---- Records to use

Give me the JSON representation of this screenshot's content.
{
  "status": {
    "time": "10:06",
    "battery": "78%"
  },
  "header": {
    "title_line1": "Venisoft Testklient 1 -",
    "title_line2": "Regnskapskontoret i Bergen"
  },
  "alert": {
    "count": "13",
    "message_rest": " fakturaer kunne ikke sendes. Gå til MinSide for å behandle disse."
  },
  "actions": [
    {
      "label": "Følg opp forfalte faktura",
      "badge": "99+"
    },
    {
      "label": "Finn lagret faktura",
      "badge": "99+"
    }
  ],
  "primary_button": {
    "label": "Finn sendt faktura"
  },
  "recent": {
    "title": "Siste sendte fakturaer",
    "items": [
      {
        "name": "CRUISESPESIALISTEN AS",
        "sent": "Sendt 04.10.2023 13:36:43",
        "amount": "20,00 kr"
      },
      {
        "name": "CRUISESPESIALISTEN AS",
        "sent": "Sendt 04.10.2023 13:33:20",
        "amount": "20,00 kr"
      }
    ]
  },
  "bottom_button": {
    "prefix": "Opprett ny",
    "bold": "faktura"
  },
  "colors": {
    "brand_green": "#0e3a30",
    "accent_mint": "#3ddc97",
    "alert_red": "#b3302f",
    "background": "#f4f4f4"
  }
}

--------

**Work required**
Copy every line in the entries above that has the string "label" in it.

**Exercise answer**
      "label": "Følg opp forfalte faktura",
      "label": "Finn lagret faktura",
    "label": "Finn sendt faktura"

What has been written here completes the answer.